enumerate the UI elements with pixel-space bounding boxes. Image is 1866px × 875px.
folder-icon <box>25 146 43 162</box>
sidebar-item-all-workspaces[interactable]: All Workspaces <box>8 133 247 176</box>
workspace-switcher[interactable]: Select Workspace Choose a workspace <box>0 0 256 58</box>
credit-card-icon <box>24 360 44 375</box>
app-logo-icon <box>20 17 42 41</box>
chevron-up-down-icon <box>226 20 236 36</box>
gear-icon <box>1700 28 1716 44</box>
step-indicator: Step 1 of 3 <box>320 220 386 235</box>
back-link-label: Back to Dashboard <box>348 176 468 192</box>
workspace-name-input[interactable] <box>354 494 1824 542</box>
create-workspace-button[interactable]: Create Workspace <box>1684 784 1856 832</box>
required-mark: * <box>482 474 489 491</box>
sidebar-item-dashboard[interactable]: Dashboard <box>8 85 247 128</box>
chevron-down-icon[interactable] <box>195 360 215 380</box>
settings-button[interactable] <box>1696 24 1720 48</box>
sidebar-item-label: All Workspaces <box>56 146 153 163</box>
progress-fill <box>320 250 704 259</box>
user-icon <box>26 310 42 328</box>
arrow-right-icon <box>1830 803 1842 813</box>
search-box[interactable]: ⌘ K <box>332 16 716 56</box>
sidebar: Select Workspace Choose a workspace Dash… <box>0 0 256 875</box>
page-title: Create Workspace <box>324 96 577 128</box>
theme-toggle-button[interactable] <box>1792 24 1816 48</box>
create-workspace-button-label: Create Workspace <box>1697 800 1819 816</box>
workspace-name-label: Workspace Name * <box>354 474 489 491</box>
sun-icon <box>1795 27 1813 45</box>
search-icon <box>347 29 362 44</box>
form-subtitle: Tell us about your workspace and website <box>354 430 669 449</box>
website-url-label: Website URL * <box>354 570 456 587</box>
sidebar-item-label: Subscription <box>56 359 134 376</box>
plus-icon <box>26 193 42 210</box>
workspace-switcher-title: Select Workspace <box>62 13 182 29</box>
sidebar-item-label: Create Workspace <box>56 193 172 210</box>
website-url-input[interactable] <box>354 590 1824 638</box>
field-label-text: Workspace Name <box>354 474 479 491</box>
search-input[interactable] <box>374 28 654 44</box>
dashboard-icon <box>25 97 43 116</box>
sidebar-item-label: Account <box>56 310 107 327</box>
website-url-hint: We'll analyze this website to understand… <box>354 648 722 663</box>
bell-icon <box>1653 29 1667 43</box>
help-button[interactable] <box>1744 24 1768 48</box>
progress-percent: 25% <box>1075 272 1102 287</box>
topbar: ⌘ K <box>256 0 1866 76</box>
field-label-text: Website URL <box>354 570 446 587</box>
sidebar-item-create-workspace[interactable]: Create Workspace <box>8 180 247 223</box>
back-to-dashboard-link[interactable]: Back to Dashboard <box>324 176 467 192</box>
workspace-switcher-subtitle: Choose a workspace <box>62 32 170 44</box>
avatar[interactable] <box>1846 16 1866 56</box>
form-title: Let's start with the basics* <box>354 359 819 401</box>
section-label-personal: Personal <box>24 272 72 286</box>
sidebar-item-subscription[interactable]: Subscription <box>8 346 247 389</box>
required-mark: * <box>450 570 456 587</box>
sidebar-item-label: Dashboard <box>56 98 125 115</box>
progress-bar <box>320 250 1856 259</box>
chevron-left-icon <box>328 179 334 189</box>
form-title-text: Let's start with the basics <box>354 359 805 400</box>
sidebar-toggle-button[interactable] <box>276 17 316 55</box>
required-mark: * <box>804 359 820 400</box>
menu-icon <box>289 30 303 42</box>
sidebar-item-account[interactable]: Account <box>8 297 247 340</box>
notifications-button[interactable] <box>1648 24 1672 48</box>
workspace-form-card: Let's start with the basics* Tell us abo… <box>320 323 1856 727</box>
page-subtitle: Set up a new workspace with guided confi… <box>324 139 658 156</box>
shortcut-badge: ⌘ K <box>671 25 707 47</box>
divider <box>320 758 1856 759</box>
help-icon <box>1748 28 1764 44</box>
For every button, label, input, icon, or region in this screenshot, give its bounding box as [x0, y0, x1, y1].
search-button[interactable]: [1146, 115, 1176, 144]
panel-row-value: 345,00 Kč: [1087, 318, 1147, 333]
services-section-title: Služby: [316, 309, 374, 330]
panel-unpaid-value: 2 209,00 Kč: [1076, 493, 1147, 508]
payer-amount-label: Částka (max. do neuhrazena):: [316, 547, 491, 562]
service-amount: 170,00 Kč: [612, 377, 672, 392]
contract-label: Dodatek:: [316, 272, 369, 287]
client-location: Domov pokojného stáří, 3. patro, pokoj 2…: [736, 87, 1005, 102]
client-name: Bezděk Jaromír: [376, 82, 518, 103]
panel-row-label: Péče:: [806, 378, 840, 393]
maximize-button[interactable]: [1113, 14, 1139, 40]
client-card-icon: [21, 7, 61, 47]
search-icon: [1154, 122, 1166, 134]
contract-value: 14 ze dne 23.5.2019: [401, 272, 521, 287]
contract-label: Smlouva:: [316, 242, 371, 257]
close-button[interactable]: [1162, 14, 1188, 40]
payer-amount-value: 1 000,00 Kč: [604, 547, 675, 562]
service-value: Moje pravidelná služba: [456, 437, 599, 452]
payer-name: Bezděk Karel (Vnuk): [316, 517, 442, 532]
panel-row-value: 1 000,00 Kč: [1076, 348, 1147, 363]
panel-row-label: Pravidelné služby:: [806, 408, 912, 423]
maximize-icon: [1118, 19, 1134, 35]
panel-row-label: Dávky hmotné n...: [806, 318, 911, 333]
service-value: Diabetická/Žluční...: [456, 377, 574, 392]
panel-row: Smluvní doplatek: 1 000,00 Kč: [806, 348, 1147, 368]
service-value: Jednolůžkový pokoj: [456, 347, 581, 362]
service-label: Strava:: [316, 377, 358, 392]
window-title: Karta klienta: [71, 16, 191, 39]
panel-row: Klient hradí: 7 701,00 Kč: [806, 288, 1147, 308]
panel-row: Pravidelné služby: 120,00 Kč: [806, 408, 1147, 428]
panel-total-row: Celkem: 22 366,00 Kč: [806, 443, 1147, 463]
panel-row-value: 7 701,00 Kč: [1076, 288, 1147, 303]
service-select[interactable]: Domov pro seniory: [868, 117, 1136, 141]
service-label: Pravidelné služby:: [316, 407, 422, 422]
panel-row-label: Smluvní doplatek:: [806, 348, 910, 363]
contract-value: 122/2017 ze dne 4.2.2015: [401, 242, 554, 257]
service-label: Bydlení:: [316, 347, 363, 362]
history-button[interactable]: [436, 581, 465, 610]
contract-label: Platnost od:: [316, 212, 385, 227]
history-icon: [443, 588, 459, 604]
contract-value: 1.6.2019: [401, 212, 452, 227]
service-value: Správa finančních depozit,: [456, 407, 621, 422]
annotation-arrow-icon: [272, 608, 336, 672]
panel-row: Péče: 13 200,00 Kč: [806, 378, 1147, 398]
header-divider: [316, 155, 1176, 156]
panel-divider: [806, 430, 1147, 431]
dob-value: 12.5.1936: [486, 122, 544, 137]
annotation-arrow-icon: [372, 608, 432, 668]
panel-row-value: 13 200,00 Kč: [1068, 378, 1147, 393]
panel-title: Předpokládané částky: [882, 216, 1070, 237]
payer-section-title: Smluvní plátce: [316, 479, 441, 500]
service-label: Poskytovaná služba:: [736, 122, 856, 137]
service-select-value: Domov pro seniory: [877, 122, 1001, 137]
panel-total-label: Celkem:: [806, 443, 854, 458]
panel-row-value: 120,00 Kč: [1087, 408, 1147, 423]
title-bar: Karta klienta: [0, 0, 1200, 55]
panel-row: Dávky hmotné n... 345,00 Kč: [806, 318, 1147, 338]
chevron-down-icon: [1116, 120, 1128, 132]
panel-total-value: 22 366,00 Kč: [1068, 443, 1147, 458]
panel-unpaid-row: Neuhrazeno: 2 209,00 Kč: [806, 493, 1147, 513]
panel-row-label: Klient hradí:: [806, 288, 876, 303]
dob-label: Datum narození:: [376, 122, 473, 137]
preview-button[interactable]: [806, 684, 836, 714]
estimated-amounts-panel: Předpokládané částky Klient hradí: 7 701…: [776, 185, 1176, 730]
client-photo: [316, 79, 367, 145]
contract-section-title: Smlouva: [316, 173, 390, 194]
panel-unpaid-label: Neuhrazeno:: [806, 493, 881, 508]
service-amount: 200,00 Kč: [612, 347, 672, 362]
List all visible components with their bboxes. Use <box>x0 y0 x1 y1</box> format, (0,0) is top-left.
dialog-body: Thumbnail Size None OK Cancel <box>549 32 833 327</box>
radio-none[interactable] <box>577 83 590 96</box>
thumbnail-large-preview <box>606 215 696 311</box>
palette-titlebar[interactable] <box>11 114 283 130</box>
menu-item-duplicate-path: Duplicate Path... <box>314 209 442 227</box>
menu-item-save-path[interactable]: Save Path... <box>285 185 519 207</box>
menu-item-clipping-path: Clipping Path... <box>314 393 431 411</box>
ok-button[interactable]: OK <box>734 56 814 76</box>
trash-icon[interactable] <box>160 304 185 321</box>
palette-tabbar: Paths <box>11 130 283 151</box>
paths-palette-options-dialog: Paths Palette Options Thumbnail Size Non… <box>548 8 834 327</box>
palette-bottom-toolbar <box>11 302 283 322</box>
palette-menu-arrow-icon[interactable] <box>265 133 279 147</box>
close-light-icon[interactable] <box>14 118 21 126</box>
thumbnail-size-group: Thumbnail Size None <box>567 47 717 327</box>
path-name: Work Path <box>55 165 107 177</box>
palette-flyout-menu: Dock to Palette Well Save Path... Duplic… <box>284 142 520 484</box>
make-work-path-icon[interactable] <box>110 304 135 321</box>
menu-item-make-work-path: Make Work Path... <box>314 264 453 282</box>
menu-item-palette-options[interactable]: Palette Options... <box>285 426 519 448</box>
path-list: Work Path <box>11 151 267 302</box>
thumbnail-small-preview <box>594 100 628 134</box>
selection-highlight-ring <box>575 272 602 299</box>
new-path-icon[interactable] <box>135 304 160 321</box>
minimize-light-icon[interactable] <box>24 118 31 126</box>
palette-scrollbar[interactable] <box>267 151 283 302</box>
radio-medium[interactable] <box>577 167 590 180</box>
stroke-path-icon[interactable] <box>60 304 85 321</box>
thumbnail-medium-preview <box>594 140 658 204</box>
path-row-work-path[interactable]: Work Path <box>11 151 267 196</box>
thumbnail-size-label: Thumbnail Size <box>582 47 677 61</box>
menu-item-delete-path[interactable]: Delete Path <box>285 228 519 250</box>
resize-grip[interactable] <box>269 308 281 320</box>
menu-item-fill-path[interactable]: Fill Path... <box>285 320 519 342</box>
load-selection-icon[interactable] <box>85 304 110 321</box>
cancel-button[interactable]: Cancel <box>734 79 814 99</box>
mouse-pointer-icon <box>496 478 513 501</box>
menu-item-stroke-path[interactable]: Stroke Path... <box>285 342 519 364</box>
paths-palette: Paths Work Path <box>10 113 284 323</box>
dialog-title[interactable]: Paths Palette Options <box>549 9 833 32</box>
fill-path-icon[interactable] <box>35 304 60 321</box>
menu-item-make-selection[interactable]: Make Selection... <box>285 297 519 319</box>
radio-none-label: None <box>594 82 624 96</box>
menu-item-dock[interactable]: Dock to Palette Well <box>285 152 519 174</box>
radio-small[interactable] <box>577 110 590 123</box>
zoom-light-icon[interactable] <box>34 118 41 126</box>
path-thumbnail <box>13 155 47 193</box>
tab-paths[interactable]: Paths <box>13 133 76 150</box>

◆ Instructions for the task ◆
Turn the lines, from the very first one up to and including the line with "theme-toggle-button[interactable] <box>1792 24", into a JSON list of strings. Use one string per line and leave out any blank lines.

◆ Task output ◆
[
  "enumerate the UI elements with pixel-space bounding boxes. Image is 1866px × 875px.",
  "folder-icon <box>25 146 43 162</box>",
  "sidebar-item-all-workspaces[interactable]: All Workspaces <box>8 133 247 176</box>",
  "workspace-switcher[interactable]: Select Workspace Choose a workspace <box>0 0 256 58</box>",
  "credit-card-icon <box>24 360 44 375</box>",
  "app-logo-icon <box>20 17 42 41</box>",
  "chevron-up-down-icon <box>226 20 236 36</box>",
  "gear-icon <box>1700 28 1716 44</box>",
  "step-indicator: Step 1 of 3 <box>320 220 386 235</box>",
  "back-link-label: Back to Dashboard <box>348 176 468 192</box>",
  "workspace-name-input[interactable] <box>354 494 1824 542</box>",
  "create-workspace-button[interactable]: Create Workspace <box>1684 784 1856 832</box>",
  "required-mark: * <box>482 474 489 491</box>",
  "sidebar-item-dashboard[interactable]: Dashboard <box>8 85 247 128</box>",
  "chevron-down-icon[interactable] <box>195 360 215 380</box>",
  "settings-button[interactable] <box>1696 24 1720 48</box>",
  "sidebar-item-label: All Workspaces <box>56 146 153 163</box>",
  "progress-fill <box>320 250 704 259</box>",
  "user-icon <box>26 310 42 328</box>",
  "arrow-right-icon <box>1830 803 1842 813</box>",
  "search-box[interactable]: ⌘ K <box>332 16 716 56</box>",
  "sidebar: Select Workspace Choose a workspace Dash… <box>0 0 256 875</box>",
  "page-title: Create Workspace <box>324 96 577 128</box>",
  "theme-toggle-button[interactable] <box>1792 24 1816 48</box>"
]